⟨
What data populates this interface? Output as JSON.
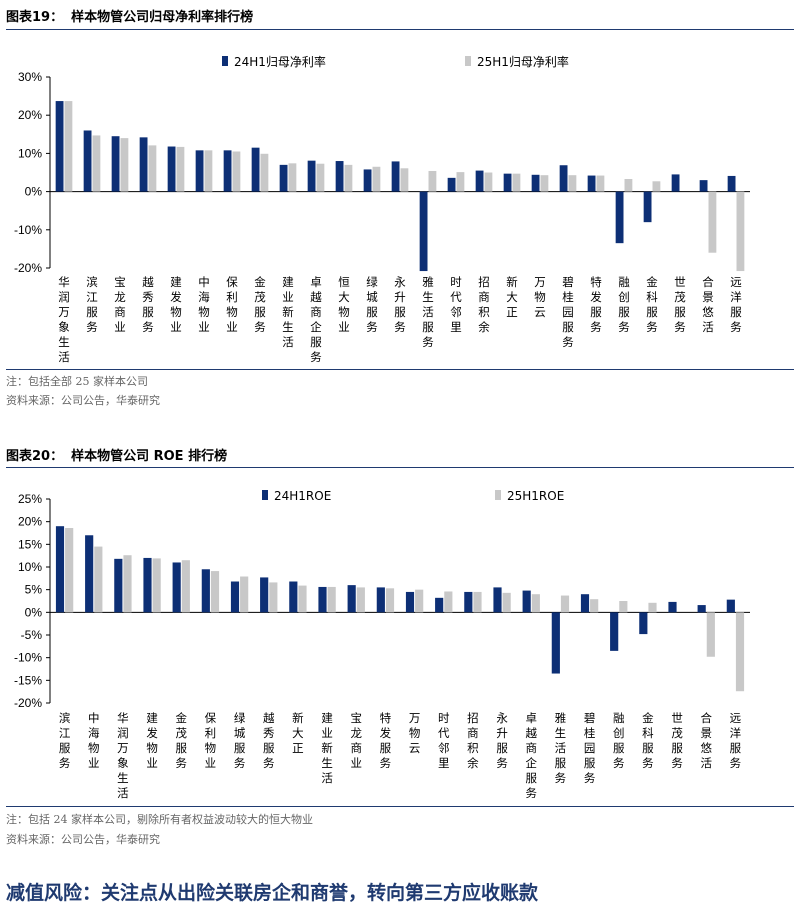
{
  "chart_data": [
    {
      "type": "bar",
      "title_prefix": "图表19：",
      "title": "样本物管公司归母净利率排行榜",
      "categories": [
        "华润万象生活",
        "滨江服务",
        "宝龙商业",
        "越秀服务",
        "建发物业",
        "中海物业",
        "保利物业",
        "金茂服务",
        "建业新生活",
        "卓越商企服务",
        "恒大物业",
        "绿城服务",
        "永升服务",
        "雅生活服务",
        "时代邻里",
        "招商积余",
        "新大正",
        "万物云",
        "碧桂园服务",
        "特发服务",
        "融创服务",
        "金科服务",
        "世茂服务",
        "合景悠活",
        "远洋服务"
      ],
      "series": [
        {
          "name": "24H1归母净利率",
          "color": "#0d2f75",
          "values": [
            23.7,
            16.0,
            14.5,
            14.2,
            11.8,
            10.8,
            10.8,
            11.5,
            7.0,
            8.1,
            8.0,
            5.8,
            7.9,
            -20.8,
            3.6,
            5.5,
            4.7,
            4.4,
            6.9,
            4.2,
            -13.5,
            -8.0,
            4.5,
            3.0,
            4.1
          ]
        },
        {
          "name": "25H1归母净利率",
          "color": "#c8c8c8",
          "values": [
            23.7,
            14.7,
            14.0,
            12.1,
            11.7,
            10.8,
            10.5,
            9.9,
            7.4,
            7.3,
            7.0,
            6.5,
            6.1,
            5.4,
            5.1,
            5.0,
            4.7,
            4.3,
            4.3,
            4.2,
            3.3,
            2.7,
            0.0,
            -16.0,
            -20.8
          ]
        }
      ],
      "ylim": [
        -20,
        30
      ],
      "yticks": [
        "-20%",
        "-10%",
        "0%",
        "10%",
        "20%",
        "30%"
      ],
      "ytick_values": [
        -20,
        -10,
        0,
        10,
        20,
        30
      ],
      "notes": [
        "注：包括全部 25 家样本公司",
        "资料来源：公司公告，华泰研究"
      ]
    },
    {
      "type": "bar",
      "title_prefix": "图表20：",
      "title": "样本物管公司 ROE 排行榜",
      "categories": [
        "滨江服务",
        "中海物业",
        "华润万象生活",
        "建发物业",
        "金茂服务",
        "保利物业",
        "绿城服务",
        "越秀服务",
        "新大正",
        "建业新生活",
        "宝龙商业",
        "特发服务",
        "万物云",
        "时代邻里",
        "招商积余",
        "永升服务",
        "卓越商企服务",
        "雅生活服务",
        "碧桂园服务",
        "融创服务",
        "金科服务",
        "世茂服务",
        "合景悠活",
        "远洋服务"
      ],
      "series": [
        {
          "name": "24H1ROE",
          "color": "#0d2f75",
          "values": [
            19.0,
            17.0,
            11.8,
            12.0,
            11.0,
            9.5,
            6.8,
            7.7,
            6.8,
            5.6,
            6.0,
            5.5,
            4.5,
            3.2,
            4.5,
            5.5,
            4.8,
            -13.5,
            4.0,
            -8.5,
            -4.8,
            2.3,
            1.6,
            2.8
          ]
        },
        {
          "name": "25H1ROE",
          "color": "#c8c8c8",
          "values": [
            18.6,
            14.5,
            12.6,
            11.9,
            11.5,
            9.1,
            7.9,
            6.6,
            5.9,
            5.6,
            5.5,
            5.3,
            5.0,
            4.6,
            4.5,
            4.3,
            4.0,
            3.7,
            2.9,
            2.5,
            2.1,
            0.0,
            -9.8,
            -17.4
          ]
        }
      ],
      "ylim": [
        -20,
        25
      ],
      "yticks": [
        "-20%",
        "-15%",
        "-10%",
        "-5%",
        "0%",
        "5%",
        "10%",
        "15%",
        "20%",
        "25%"
      ],
      "ytick_values": [
        -20,
        -15,
        -10,
        -5,
        0,
        5,
        10,
        15,
        20,
        25
      ],
      "notes": [
        "注：包括 24 家样本公司，剔除所有者权益波动较大的恒大物业",
        "资料来源：公司公告，华泰研究"
      ]
    }
  ],
  "headline": "减值风险：关注点从出险关联房企和商誉，转向第三方应收账款"
}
⟩
- [GIVEN REQUEST] Without including any picture, repeat the data exactly.

- [RESULT OF THE TASK]
What data populates this interface? Output as JSON.
{
  "chart_data": [
    {
      "type": "bar",
      "title_prefix": "图表19：",
      "title": "样本物管公司归母净利率排行榜",
      "categories": [
        "华润万象生活",
        "滨江服务",
        "宝龙商业",
        "越秀服务",
        "建发物业",
        "中海物业",
        "保利物业",
        "金茂服务",
        "建业新生活",
        "卓越商企服务",
        "恒大物业",
        "绿城服务",
        "永升服务",
        "雅生活服务",
        "时代邻里",
        "招商积余",
        "新大正",
        "万物云",
        "碧桂园服务",
        "特发服务",
        "融创服务",
        "金科服务",
        "世茂服务",
        "合景悠活",
        "远洋服务"
      ],
      "series": [
        {
          "name": "24H1归母净利率",
          "color": "#0d2f75",
          "values": [
            23.7,
            16.0,
            14.5,
            14.2,
            11.8,
            10.8,
            10.8,
            11.5,
            7.0,
            8.1,
            8.0,
            5.8,
            7.9,
            -20.8,
            3.6,
            5.5,
            4.7,
            4.4,
            6.9,
            4.2,
            -13.5,
            -8.0,
            4.5,
            3.0,
            4.1
          ]
        },
        {
          "name": "25H1归母净利率",
          "color": "#c8c8c8",
          "values": [
            23.7,
            14.7,
            14.0,
            12.1,
            11.7,
            10.8,
            10.5,
            9.9,
            7.4,
            7.3,
            7.0,
            6.5,
            6.1,
            5.4,
            5.1,
            5.0,
            4.7,
            4.3,
            4.3,
            4.2,
            3.3,
            2.7,
            0.0,
            -16.0,
            -20.8
          ]
        }
      ],
      "ylim": [
        -20,
        30
      ],
      "yticks": [
        "-20%",
        "-10%",
        "0%",
        "10%",
        "20%",
        "30%"
      ],
      "ytick_values": [
        -20,
        -10,
        0,
        10,
        20,
        30
      ],
      "notes": [
        "注：包括全部 25 家样本公司",
        "资料来源：公司公告，华泰研究"
      ]
    },
    {
      "type": "bar",
      "title_prefix": "图表20：",
      "title": "样本物管公司 ROE 排行榜",
      "categories": [
        "滨江服务",
        "中海物业",
        "华润万象生活",
        "建发物业",
        "金茂服务",
        "保利物业",
        "绿城服务",
        "越秀服务",
        "新大正",
        "建业新生活",
        "宝龙商业",
        "特发服务",
        "万物云",
        "时代邻里",
        "招商积余",
        "永升服务",
        "卓越商企服务",
        "雅生活服务",
        "碧桂园服务",
        "融创服务",
        "金科服务",
        "世茂服务",
        "合景悠活",
        "远洋服务"
      ],
      "series": [
        {
          "name": "24H1ROE",
          "color": "#0d2f75",
          "values": [
            19.0,
            17.0,
            11.8,
            12.0,
            11.0,
            9.5,
            6.8,
            7.7,
            6.8,
            5.6,
            6.0,
            5.5,
            4.5,
            3.2,
            4.5,
            5.5,
            4.8,
            -13.5,
            4.0,
            -8.5,
            -4.8,
            2.3,
            1.6,
            2.8
          ]
        },
        {
          "name": "25H1ROE",
          "color": "#c8c8c8",
          "values": [
            18.6,
            14.5,
            12.6,
            11.9,
            11.5,
            9.1,
            7.9,
            6.6,
            5.9,
            5.6,
            5.5,
            5.3,
            5.0,
            4.6,
            4.5,
            4.3,
            4.0,
            3.7,
            2.9,
            2.5,
            2.1,
            0.0,
            -9.8,
            -17.4
          ]
        }
      ],
      "ylim": [
        -20,
        25
      ],
      "yticks": [
        "-20%",
        "-15%",
        "-10%",
        "-5%",
        "0%",
        "5%",
        "10%",
        "15%",
        "20%",
        "25%"
      ],
      "ytick_values": [
        -20,
        -15,
        -10,
        -5,
        0,
        5,
        10,
        15,
        20,
        25
      ],
      "notes": [
        "注：包括 24 家样本公司，剔除所有者权益波动较大的恒大物业",
        "资料来源：公司公告，华泰研究"
      ]
    }
  ],
  "headline": "减值风险：关注点从出险关联房企和商誉，转向第三方应收账款"
}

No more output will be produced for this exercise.